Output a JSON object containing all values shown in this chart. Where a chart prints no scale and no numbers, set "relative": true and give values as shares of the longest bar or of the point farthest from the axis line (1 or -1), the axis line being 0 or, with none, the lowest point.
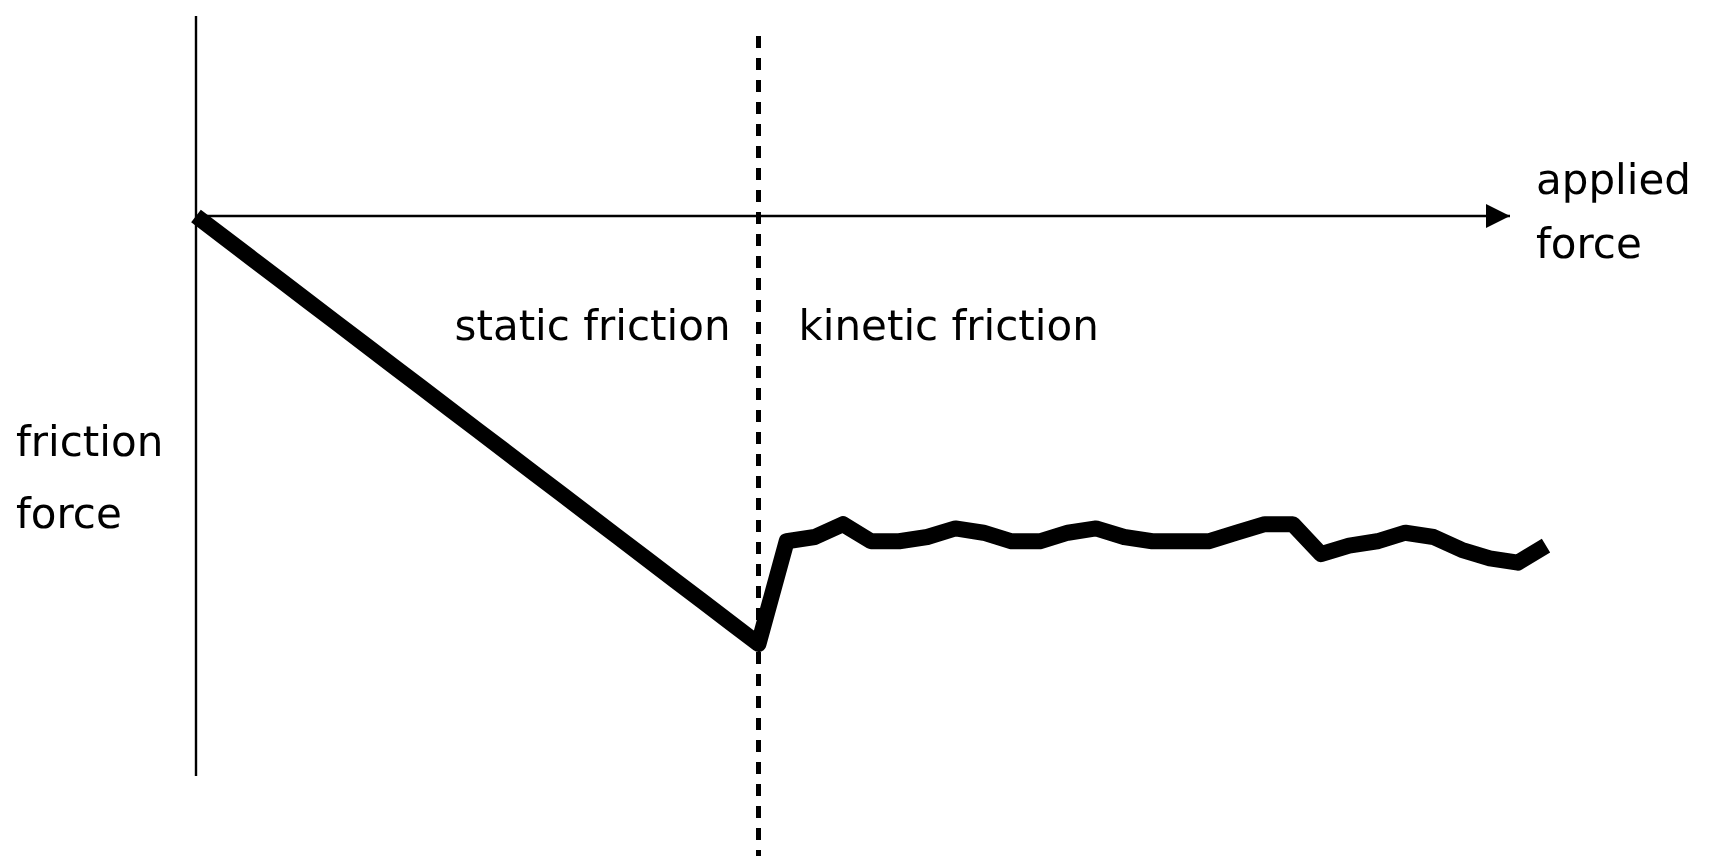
{
  "chart_data": {
    "type": "line",
    "relative": true,
    "xlabel": "applied force",
    "ylabel": "friction force",
    "marker": "none",
    "line_style": "solid",
    "categories": [
      null,
      null,
      null,
      null,
      null,
      null,
      null,
      null,
      null,
      null,
      null,
      null,
      null,
      null,
      null,
      null,
      null,
      null,
      null,
      null,
      null,
      null,
      null,
      null,
      null,
      null,
      null,
      null,
      null,
      null,
      null,
      null,
      null,
      null,
      null,
      null,
      null,
      null,
      null,
      null,
      null,
      null,
      null,
      null,
      null,
      null,
      null,
      null,
      null
    ],
    "series": [
      {
        "color": "#000000",
        "values": [
          0,
          -0.05,
          -0.1,
          -0.15,
          -0.2,
          -0.25,
          -0.3,
          -0.35,
          -0.4,
          -0.45,
          -0.5,
          -0.55,
          -0.6,
          -0.65,
          -0.7,
          -0.75,
          -0.8,
          -0.85,
          -0.9,
          -0.95,
          -1,
          -0.76,
          -0.75,
          -0.72,
          -0.76,
          -0.76,
          -0.75,
          -0.73,
          -0.74,
          -0.76,
          -0.76,
          -0.74,
          -0.73,
          -0.75,
          -0.76,
          -0.76,
          -0.76,
          -0.74,
          -0.72,
          -0.72,
          -0.79,
          -0.77,
          -0.76,
          -0.74,
          -0.75,
          -0.78,
          -0.8,
          -0.81,
          -0.77
        ]
      }
    ],
    "annotations": [
      "static friction",
      "kinetic friction"
    ]
  }
}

* * *

Problem requirements - In this exercise, set down all of the data exactly, without the pictures.

Task output -
Output a JSON object containing all values shown in this chart. Where a chart prints no scale and no numbers, set "relative": true and give values as shares of the longest bar or of the point farthest from the axis line (1 or -1), the axis line being 0 or, with none, the lowest point.
{
  "chart_data": {
    "type": "line",
    "relative": true,
    "xlabel": "applied force",
    "ylabel": "friction force",
    "marker": "none",
    "line_style": "solid",
    "categories": [
      null,
      null,
      null,
      null,
      null,
      null,
      null,
      null,
      null,
      null,
      null,
      null,
      null,
      null,
      null,
      null,
      null,
      null,
      null,
      null,
      null,
      null,
      null,
      null,
      null,
      null,
      null,
      null,
      null,
      null,
      null,
      null,
      null,
      null,
      null,
      null,
      null,
      null,
      null,
      null,
      null,
      null,
      null,
      null,
      null,
      null,
      null,
      null,
      null
    ],
    "series": [
      {
        "color": "#000000",
        "values": [
          0,
          -0.05,
          -0.1,
          -0.15,
          -0.2,
          -0.25,
          -0.3,
          -0.35,
          -0.4,
          -0.45,
          -0.5,
          -0.55,
          -0.6,
          -0.65,
          -0.7,
          -0.75,
          -0.8,
          -0.85,
          -0.9,
          -0.95,
          -1,
          -0.76,
          -0.75,
          -0.72,
          -0.76,
          -0.76,
          -0.75,
          -0.73,
          -0.74,
          -0.76,
          -0.76,
          -0.74,
          -0.73,
          -0.75,
          -0.76,
          -0.76,
          -0.76,
          -0.74,
          -0.72,
          -0.72,
          -0.79,
          -0.77,
          -0.76,
          -0.74,
          -0.75,
          -0.78,
          -0.8,
          -0.81,
          -0.77
        ]
      }
    ],
    "annotations": [
      "static friction",
      "kinetic friction"
    ]
  }
}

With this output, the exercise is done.